● Exercise prompt
Report all lines holding "nthe".

● Source data

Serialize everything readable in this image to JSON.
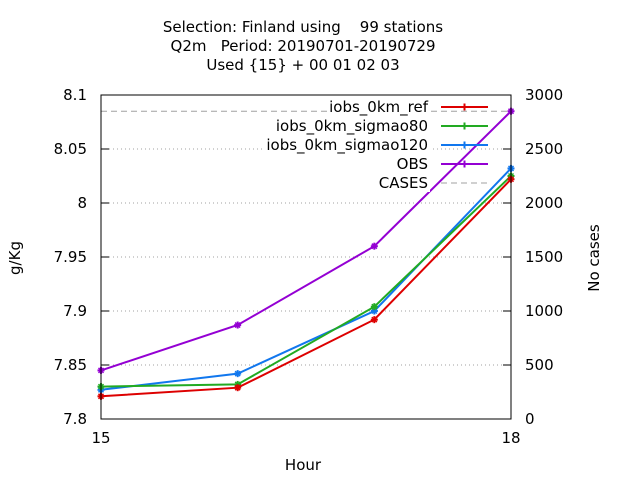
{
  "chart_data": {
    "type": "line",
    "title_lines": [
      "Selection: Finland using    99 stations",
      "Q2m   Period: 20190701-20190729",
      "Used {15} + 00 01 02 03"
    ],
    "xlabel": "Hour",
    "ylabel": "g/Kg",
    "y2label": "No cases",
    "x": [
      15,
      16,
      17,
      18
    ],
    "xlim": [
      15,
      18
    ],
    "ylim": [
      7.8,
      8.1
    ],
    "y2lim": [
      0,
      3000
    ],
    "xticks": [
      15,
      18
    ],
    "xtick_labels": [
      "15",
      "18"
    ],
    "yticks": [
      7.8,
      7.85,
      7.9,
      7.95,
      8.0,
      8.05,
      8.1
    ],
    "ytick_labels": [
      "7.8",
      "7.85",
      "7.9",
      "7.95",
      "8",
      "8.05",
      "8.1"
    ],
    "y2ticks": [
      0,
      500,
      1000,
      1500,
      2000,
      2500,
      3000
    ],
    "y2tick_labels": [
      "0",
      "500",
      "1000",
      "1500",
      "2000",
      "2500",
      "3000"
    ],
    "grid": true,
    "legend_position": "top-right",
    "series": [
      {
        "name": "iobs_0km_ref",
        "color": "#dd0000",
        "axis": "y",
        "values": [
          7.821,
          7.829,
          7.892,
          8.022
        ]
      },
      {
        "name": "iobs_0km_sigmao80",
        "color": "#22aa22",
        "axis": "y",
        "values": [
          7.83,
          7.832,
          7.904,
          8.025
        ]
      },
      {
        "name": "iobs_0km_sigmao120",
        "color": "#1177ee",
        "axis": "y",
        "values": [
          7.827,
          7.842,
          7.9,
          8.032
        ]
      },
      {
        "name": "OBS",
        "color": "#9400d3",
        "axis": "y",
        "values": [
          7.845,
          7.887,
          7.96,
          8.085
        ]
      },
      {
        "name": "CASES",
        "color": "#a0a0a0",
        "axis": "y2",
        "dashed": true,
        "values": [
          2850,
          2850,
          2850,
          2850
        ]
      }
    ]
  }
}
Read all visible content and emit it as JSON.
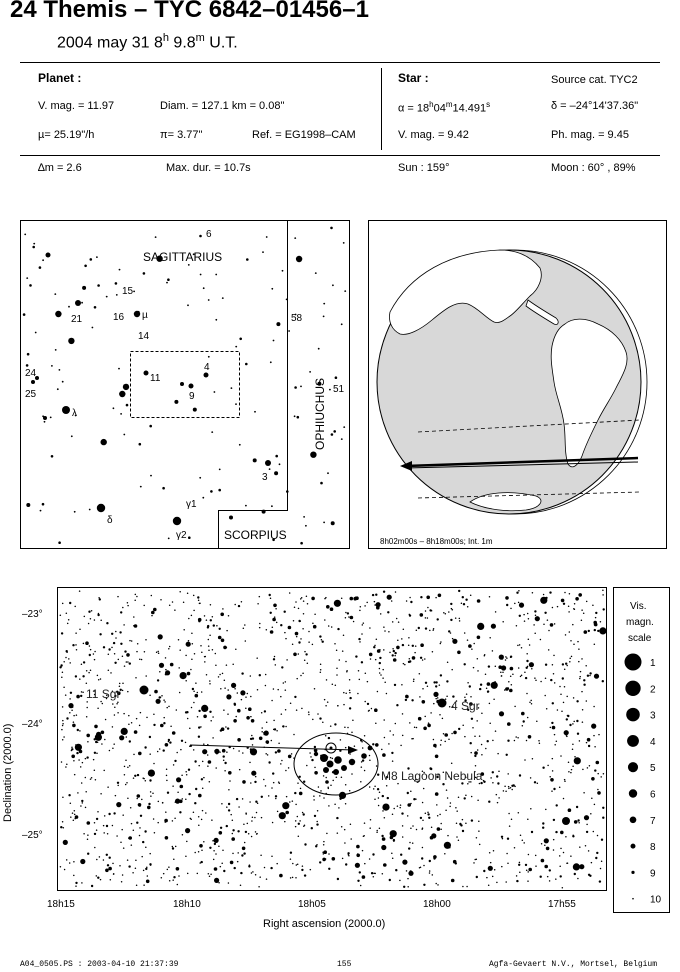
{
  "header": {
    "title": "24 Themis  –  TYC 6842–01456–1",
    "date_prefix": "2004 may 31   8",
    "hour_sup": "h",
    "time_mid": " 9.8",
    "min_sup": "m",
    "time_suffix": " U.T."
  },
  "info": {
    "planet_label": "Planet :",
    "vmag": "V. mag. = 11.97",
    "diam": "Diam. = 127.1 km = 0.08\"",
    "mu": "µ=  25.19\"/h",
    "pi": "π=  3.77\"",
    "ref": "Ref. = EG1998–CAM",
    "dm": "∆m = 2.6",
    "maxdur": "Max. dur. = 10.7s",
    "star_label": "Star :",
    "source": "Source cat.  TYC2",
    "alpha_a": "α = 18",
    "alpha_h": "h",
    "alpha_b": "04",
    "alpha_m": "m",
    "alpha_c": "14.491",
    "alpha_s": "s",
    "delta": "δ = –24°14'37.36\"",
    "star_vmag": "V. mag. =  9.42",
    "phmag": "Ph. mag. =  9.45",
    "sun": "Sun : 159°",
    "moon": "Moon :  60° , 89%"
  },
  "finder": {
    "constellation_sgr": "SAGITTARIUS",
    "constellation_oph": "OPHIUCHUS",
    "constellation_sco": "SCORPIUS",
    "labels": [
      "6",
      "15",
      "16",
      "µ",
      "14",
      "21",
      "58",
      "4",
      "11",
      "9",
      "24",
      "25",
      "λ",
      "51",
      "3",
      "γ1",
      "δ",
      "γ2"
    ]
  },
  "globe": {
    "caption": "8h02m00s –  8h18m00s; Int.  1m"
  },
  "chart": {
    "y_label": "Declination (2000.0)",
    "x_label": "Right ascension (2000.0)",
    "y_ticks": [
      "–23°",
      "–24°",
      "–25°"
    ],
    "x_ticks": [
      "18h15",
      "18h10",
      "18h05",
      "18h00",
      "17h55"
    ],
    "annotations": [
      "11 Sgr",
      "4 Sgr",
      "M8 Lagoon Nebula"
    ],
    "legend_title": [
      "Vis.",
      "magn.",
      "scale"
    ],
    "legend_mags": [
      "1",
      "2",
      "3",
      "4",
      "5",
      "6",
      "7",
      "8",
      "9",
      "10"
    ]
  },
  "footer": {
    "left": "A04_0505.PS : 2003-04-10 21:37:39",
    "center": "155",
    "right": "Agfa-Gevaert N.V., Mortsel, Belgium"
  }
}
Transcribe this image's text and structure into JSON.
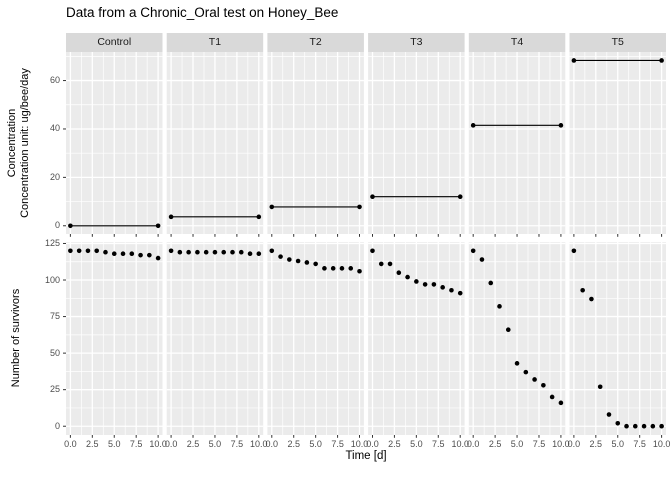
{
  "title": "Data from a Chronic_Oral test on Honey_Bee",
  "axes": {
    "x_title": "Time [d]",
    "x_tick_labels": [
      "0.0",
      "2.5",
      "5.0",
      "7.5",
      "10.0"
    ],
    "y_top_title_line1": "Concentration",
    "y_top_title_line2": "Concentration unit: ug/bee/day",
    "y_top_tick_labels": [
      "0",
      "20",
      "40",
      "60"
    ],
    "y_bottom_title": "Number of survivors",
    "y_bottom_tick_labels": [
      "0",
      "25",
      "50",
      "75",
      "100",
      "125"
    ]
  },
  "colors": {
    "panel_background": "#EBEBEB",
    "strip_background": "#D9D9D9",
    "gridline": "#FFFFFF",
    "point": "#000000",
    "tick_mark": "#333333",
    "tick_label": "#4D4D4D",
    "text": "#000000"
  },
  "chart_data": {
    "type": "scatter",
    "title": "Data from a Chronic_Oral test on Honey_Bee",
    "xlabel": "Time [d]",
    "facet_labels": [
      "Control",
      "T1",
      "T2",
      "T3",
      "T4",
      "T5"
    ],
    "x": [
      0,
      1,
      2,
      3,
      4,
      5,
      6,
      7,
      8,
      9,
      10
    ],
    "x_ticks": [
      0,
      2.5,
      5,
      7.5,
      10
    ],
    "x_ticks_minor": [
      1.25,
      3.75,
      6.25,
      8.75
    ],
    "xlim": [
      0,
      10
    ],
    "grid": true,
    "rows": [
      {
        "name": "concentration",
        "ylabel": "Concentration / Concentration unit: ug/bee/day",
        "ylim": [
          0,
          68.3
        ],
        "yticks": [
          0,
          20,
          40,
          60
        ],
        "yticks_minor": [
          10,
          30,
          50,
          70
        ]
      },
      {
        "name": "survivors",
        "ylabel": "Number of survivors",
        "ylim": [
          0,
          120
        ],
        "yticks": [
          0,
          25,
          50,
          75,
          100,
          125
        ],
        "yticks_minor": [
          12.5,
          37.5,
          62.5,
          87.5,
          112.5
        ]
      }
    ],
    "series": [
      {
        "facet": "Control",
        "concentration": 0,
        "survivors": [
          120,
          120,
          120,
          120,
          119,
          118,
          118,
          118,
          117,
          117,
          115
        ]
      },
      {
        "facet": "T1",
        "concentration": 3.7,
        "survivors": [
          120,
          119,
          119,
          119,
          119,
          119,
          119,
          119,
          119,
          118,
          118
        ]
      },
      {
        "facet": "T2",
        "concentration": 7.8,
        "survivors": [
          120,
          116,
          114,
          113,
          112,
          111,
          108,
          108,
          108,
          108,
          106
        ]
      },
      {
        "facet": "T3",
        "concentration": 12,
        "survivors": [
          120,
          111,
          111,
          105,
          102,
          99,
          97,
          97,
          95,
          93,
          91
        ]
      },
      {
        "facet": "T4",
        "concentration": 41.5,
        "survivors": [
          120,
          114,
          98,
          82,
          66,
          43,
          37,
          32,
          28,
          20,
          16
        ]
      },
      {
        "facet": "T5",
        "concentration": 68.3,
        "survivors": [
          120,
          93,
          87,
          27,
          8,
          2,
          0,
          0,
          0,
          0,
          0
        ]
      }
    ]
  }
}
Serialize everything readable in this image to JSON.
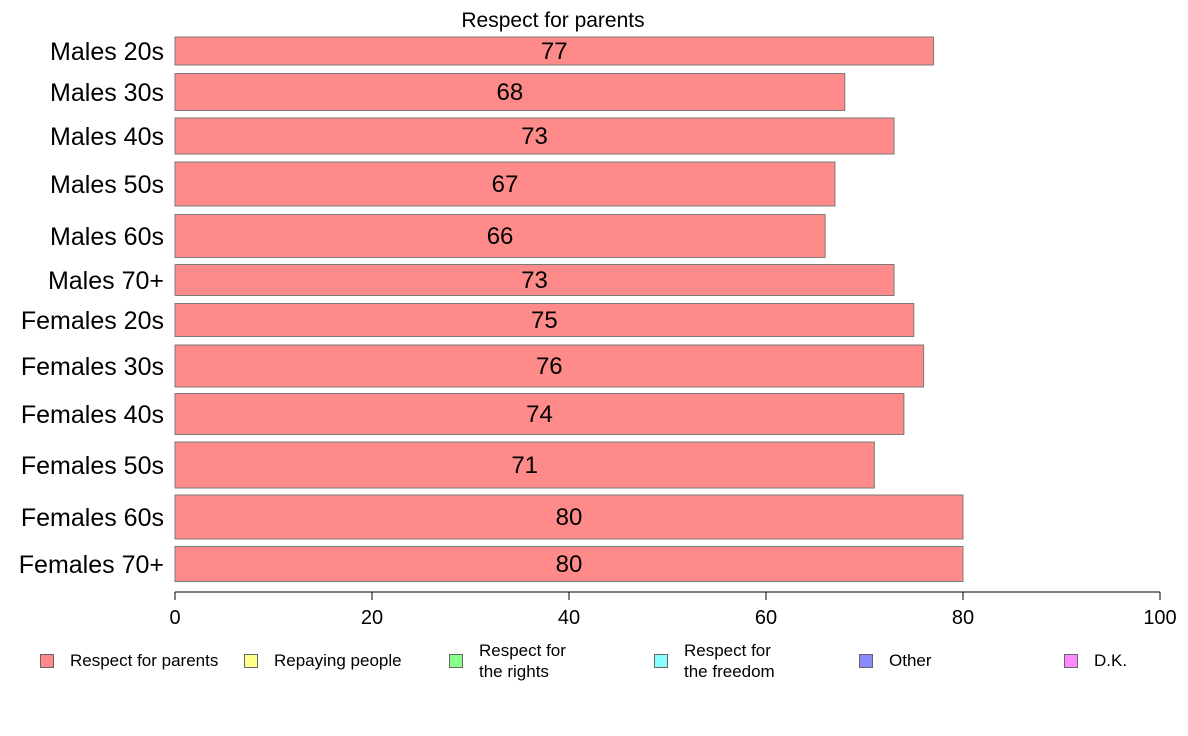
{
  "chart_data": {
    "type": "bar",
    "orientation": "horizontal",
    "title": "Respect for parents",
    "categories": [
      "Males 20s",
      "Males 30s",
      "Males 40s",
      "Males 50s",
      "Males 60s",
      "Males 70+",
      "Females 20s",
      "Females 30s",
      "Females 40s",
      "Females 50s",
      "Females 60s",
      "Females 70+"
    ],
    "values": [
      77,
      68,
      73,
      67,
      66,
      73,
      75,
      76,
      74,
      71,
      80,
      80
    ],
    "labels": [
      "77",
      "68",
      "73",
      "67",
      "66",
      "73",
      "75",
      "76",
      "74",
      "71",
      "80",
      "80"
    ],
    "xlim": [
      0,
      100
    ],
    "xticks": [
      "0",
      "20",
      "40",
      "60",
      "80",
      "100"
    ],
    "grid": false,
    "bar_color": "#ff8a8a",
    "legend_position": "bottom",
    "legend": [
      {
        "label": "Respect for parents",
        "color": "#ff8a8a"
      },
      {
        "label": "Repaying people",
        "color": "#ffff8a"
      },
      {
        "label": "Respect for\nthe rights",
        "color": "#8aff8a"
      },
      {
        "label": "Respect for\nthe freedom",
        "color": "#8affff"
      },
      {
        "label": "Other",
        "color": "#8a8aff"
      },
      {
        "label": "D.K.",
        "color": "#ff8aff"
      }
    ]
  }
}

● Exercise answer
        "label": "Respect for\nthe rights",
        "label": "Respect for\nthe freedom",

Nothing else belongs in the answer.